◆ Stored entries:
◇ ◇ ◇ ◇ ◇ ◇ ◇
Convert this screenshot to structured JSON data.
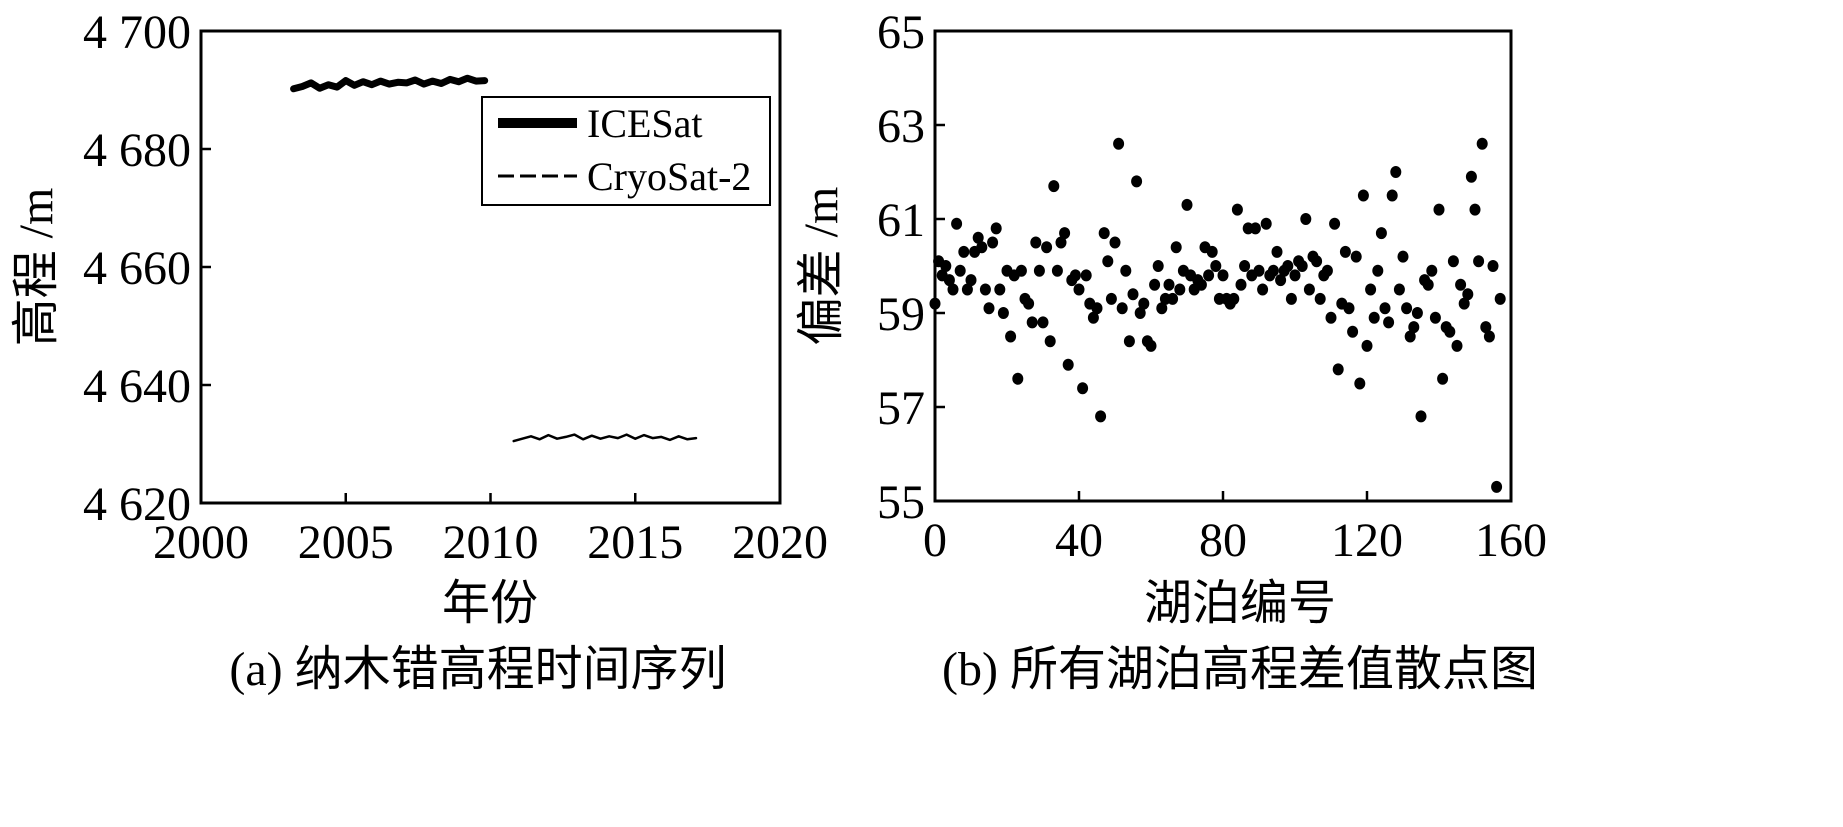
{
  "chart_data": [
    {
      "panel": "a",
      "type": "line",
      "caption": "(a) 纳木错高程时间序列",
      "xlabel": "年份",
      "ylabel": "高程 /m",
      "xlim": [
        2000,
        2020
      ],
      "ylim": [
        4620,
        4700
      ],
      "xticks": [
        2000,
        2005,
        2010,
        2015,
        2020
      ],
      "xtick_labels": [
        "2000",
        "2005",
        "2010",
        "2015",
        "2020"
      ],
      "yticks": [
        4620,
        4640,
        4660,
        4680,
        4700
      ],
      "ytick_labels": [
        "4 620",
        "4 640",
        "4 660",
        "4 680",
        "4 700"
      ],
      "legend": {
        "position": "upper-right"
      },
      "series": [
        {
          "name": "ICESat",
          "style": "thick",
          "color": "#000000",
          "x": [
            2003.2,
            2003.5,
            2003.8,
            2004.1,
            2004.4,
            2004.7,
            2005.0,
            2005.3,
            2005.6,
            2005.9,
            2006.2,
            2006.5,
            2006.8,
            2007.1,
            2007.4,
            2007.7,
            2008.0,
            2008.3,
            2008.6,
            2008.9,
            2009.2,
            2009.5,
            2009.8
          ],
          "y": [
            4690.2,
            4690.6,
            4691.2,
            4690.3,
            4690.9,
            4690.5,
            4691.6,
            4690.8,
            4691.4,
            4690.9,
            4691.5,
            4691.0,
            4691.3,
            4691.2,
            4691.7,
            4691.0,
            4691.5,
            4691.1,
            4691.8,
            4691.4,
            4692.0,
            4691.5,
            4691.6
          ]
        },
        {
          "name": "CryoSat-2",
          "style": "thin",
          "color": "#000000",
          "x": [
            2010.8,
            2011.1,
            2011.4,
            2011.7,
            2012.0,
            2012.3,
            2012.6,
            2012.9,
            2013.2,
            2013.5,
            2013.8,
            2014.1,
            2014.4,
            2014.7,
            2015.0,
            2015.3,
            2015.6,
            2015.9,
            2016.2,
            2016.5,
            2016.8,
            2017.1
          ],
          "y": [
            4630.5,
            4630.9,
            4631.3,
            4630.8,
            4631.5,
            4630.9,
            4631.2,
            4631.6,
            4630.8,
            4631.4,
            4630.9,
            4631.3,
            4631.0,
            4631.6,
            4630.9,
            4631.5,
            4631.0,
            4631.2,
            4630.7,
            4631.3,
            4630.8,
            4631.0
          ]
        }
      ]
    },
    {
      "panel": "b",
      "type": "scatter",
      "caption": "(b) 所有湖泊高程差值散点图",
      "xlabel": "湖泊编号",
      "ylabel": "偏差 /m",
      "xlim": [
        0,
        160
      ],
      "ylim": [
        55,
        65
      ],
      "xticks": [
        0,
        40,
        80,
        120,
        160
      ],
      "xtick_labels": [
        "0",
        "40",
        "80",
        "120",
        "160"
      ],
      "yticks": [
        55,
        57,
        59,
        61,
        63,
        65
      ],
      "ytick_labels": [
        "55",
        "57",
        "59",
        "61",
        "63",
        "65"
      ],
      "color": "#000000",
      "points": [
        [
          0,
          59.2
        ],
        [
          1,
          60.1
        ],
        [
          2,
          59.8
        ],
        [
          3,
          60.0
        ],
        [
          4,
          59.7
        ],
        [
          5,
          59.5
        ],
        [
          6,
          60.9
        ],
        [
          7,
          59.9
        ],
        [
          8,
          60.3
        ],
        [
          9,
          59.5
        ],
        [
          10,
          59.7
        ],
        [
          11,
          60.3
        ],
        [
          12,
          60.6
        ],
        [
          13,
          60.4
        ],
        [
          14,
          59.5
        ],
        [
          15,
          59.1
        ],
        [
          16,
          60.5
        ],
        [
          17,
          60.8
        ],
        [
          18,
          59.5
        ],
        [
          19,
          59.0
        ],
        [
          20,
          59.9
        ],
        [
          21,
          58.5
        ],
        [
          22,
          59.8
        ],
        [
          23,
          57.6
        ],
        [
          24,
          59.9
        ],
        [
          25,
          59.3
        ],
        [
          26,
          59.2
        ],
        [
          27,
          58.8
        ],
        [
          28,
          60.5
        ],
        [
          29,
          59.9
        ],
        [
          30,
          58.8
        ],
        [
          31,
          60.4
        ],
        [
          32,
          58.4
        ],
        [
          33,
          61.7
        ],
        [
          34,
          59.9
        ],
        [
          35,
          60.5
        ],
        [
          36,
          60.7
        ],
        [
          37,
          57.9
        ],
        [
          38,
          59.7
        ],
        [
          39,
          59.8
        ],
        [
          40,
          59.5
        ],
        [
          41,
          57.4
        ],
        [
          42,
          59.8
        ],
        [
          43,
          59.2
        ],
        [
          44,
          58.9
        ],
        [
          45,
          59.1
        ],
        [
          46,
          56.8
        ],
        [
          47,
          60.7
        ],
        [
          48,
          60.1
        ],
        [
          49,
          59.3
        ],
        [
          50,
          60.5
        ],
        [
          51,
          62.6
        ],
        [
          52,
          59.1
        ],
        [
          53,
          59.9
        ],
        [
          54,
          58.4
        ],
        [
          55,
          59.4
        ],
        [
          56,
          61.8
        ],
        [
          57,
          59.0
        ],
        [
          58,
          59.2
        ],
        [
          59,
          58.4
        ],
        [
          60,
          58.3
        ],
        [
          61,
          59.6
        ],
        [
          62,
          60.0
        ],
        [
          63,
          59.1
        ],
        [
          64,
          59.3
        ],
        [
          65,
          59.6
        ],
        [
          66,
          59.3
        ],
        [
          67,
          60.4
        ],
        [
          68,
          59.5
        ],
        [
          69,
          59.9
        ],
        [
          70,
          61.3
        ],
        [
          71,
          59.8
        ],
        [
          72,
          59.5
        ],
        [
          73,
          59.7
        ],
        [
          74,
          59.6
        ],
        [
          75,
          60.4
        ],
        [
          76,
          59.8
        ],
        [
          77,
          60.3
        ],
        [
          78,
          60.0
        ],
        [
          79,
          59.3
        ],
        [
          80,
          59.8
        ],
        [
          81,
          59.3
        ],
        [
          82,
          59.2
        ],
        [
          83,
          59.3
        ],
        [
          84,
          61.2
        ],
        [
          85,
          59.6
        ],
        [
          86,
          60.0
        ],
        [
          87,
          60.8
        ],
        [
          88,
          59.8
        ],
        [
          89,
          60.8
        ],
        [
          90,
          59.9
        ],
        [
          91,
          59.5
        ],
        [
          92,
          60.9
        ],
        [
          93,
          59.8
        ],
        [
          94,
          59.9
        ],
        [
          95,
          60.3
        ],
        [
          96,
          59.7
        ],
        [
          97,
          59.9
        ],
        [
          98,
          60.0
        ],
        [
          99,
          59.3
        ],
        [
          100,
          59.8
        ],
        [
          101,
          60.1
        ],
        [
          102,
          60.0
        ],
        [
          103,
          61.0
        ],
        [
          104,
          59.5
        ],
        [
          105,
          60.2
        ],
        [
          106,
          60.1
        ],
        [
          107,
          59.3
        ],
        [
          108,
          59.8
        ],
        [
          109,
          59.9
        ],
        [
          110,
          58.9
        ],
        [
          111,
          60.9
        ],
        [
          112,
          57.8
        ],
        [
          113,
          59.2
        ],
        [
          114,
          60.3
        ],
        [
          115,
          59.1
        ],
        [
          116,
          58.6
        ],
        [
          117,
          60.2
        ],
        [
          118,
          57.5
        ],
        [
          119,
          61.5
        ],
        [
          120,
          58.3
        ],
        [
          121,
          59.5
        ],
        [
          122,
          58.9
        ],
        [
          123,
          59.9
        ],
        [
          124,
          60.7
        ],
        [
          125,
          59.1
        ],
        [
          126,
          58.8
        ],
        [
          127,
          61.5
        ],
        [
          128,
          62.0
        ],
        [
          129,
          59.5
        ],
        [
          130,
          60.2
        ],
        [
          131,
          59.1
        ],
        [
          132,
          58.5
        ],
        [
          133,
          58.7
        ],
        [
          134,
          59.0
        ],
        [
          135,
          56.8
        ],
        [
          136,
          59.7
        ],
        [
          137,
          59.6
        ],
        [
          138,
          59.9
        ],
        [
          139,
          58.9
        ],
        [
          140,
          61.2
        ],
        [
          141,
          57.6
        ],
        [
          142,
          58.7
        ],
        [
          143,
          58.6
        ],
        [
          144,
          60.1
        ],
        [
          145,
          58.3
        ],
        [
          146,
          59.6
        ],
        [
          147,
          59.2
        ],
        [
          148,
          59.4
        ],
        [
          149,
          61.9
        ],
        [
          150,
          61.2
        ],
        [
          151,
          60.1
        ],
        [
          152,
          62.6
        ],
        [
          153,
          58.7
        ],
        [
          154,
          58.5
        ],
        [
          155,
          60.0
        ],
        [
          156,
          55.3
        ],
        [
          157,
          59.3
        ]
      ]
    }
  ]
}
◇ ◇ ◇ ◇ ◇ ◇ ◇
◆ WHAT TO WORK ON:
Check each line above for the string "caption" and show the ones that have it.

◆ WRITTEN RESPONSE:
      "caption": "(a) 纳木错高程时间序列",
      "caption": "(b) 所有湖泊高程差值散点图",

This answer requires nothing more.